[Items from a data source]
-- Start --

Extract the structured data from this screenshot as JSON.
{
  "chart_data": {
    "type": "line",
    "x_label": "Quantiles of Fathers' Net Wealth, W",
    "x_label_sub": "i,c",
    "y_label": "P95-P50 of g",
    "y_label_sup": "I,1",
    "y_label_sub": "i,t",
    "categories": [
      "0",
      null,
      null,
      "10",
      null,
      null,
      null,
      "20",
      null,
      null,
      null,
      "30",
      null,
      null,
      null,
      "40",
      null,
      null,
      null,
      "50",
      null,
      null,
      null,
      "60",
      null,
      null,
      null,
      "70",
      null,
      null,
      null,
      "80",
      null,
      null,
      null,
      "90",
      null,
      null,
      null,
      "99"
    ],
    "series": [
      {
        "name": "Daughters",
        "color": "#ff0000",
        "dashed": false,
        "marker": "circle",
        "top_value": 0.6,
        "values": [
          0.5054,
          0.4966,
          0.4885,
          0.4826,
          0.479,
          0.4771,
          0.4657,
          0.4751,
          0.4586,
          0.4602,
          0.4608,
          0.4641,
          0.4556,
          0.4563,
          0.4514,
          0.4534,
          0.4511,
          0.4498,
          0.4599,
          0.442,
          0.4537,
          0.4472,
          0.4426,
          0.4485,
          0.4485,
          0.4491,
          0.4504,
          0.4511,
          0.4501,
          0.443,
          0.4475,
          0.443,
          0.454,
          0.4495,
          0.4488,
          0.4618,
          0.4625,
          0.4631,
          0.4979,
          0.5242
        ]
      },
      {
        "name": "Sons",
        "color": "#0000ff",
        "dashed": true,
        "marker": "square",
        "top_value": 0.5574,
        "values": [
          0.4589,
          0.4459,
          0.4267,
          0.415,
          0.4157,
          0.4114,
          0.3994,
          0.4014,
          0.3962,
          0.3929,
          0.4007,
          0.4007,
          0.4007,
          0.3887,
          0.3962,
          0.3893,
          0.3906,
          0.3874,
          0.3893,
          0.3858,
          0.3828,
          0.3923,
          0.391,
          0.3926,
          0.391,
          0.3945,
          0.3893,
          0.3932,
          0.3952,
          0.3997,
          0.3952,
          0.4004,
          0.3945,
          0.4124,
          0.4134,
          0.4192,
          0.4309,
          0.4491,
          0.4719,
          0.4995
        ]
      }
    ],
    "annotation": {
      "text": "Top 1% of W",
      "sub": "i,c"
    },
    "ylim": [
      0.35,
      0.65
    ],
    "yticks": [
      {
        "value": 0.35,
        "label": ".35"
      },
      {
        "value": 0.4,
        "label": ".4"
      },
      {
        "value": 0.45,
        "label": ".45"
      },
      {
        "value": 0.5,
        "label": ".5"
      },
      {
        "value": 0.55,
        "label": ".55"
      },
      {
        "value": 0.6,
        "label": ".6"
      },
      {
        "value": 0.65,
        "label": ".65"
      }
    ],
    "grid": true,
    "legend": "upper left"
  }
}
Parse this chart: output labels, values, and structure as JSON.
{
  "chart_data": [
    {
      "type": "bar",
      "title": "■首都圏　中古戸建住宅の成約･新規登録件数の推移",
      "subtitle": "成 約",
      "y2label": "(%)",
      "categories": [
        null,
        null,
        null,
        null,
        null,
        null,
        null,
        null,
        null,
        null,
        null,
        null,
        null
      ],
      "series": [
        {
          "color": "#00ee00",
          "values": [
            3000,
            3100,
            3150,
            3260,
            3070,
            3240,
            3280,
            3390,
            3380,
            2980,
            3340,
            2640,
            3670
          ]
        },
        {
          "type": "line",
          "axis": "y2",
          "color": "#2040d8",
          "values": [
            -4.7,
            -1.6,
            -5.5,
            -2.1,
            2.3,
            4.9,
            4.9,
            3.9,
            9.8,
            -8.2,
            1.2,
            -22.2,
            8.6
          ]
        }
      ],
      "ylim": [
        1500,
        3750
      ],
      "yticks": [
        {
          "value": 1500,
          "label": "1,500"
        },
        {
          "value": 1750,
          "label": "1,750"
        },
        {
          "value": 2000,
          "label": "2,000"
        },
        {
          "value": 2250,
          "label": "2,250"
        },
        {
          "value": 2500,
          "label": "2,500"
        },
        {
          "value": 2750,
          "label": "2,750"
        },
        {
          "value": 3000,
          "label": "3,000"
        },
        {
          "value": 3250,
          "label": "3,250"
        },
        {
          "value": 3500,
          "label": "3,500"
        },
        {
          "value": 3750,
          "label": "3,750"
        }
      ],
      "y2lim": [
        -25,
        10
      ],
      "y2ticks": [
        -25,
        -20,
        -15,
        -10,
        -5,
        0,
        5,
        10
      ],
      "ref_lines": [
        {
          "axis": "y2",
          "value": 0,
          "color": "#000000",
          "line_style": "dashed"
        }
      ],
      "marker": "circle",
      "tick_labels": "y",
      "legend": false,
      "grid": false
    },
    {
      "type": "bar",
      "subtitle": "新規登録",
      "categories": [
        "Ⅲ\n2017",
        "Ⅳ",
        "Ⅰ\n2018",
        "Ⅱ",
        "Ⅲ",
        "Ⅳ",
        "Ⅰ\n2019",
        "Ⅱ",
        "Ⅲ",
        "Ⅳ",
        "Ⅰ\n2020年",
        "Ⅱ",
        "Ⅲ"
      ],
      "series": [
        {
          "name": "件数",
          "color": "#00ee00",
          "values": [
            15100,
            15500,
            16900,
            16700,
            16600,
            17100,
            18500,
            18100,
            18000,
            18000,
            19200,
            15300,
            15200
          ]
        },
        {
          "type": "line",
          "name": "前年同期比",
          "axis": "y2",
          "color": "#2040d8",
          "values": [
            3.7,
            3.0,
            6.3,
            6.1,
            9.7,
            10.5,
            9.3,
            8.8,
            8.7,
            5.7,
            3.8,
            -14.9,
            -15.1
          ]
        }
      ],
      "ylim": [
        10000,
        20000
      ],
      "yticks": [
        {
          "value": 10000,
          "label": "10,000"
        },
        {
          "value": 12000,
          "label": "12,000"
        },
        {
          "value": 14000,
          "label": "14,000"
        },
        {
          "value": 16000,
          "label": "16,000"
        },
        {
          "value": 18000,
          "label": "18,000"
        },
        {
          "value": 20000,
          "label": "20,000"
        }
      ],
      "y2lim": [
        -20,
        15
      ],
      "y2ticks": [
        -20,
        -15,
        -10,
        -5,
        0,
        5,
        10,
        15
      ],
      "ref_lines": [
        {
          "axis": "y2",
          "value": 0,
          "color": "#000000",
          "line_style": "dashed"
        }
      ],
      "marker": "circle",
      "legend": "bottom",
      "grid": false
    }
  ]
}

-- End --

Problem to work on: Return all lines containing "name".

Output of the exercise:
        "name": "Daughters",
        "name": "Sons",
          "name": "件数",
          "name": "前年同期比",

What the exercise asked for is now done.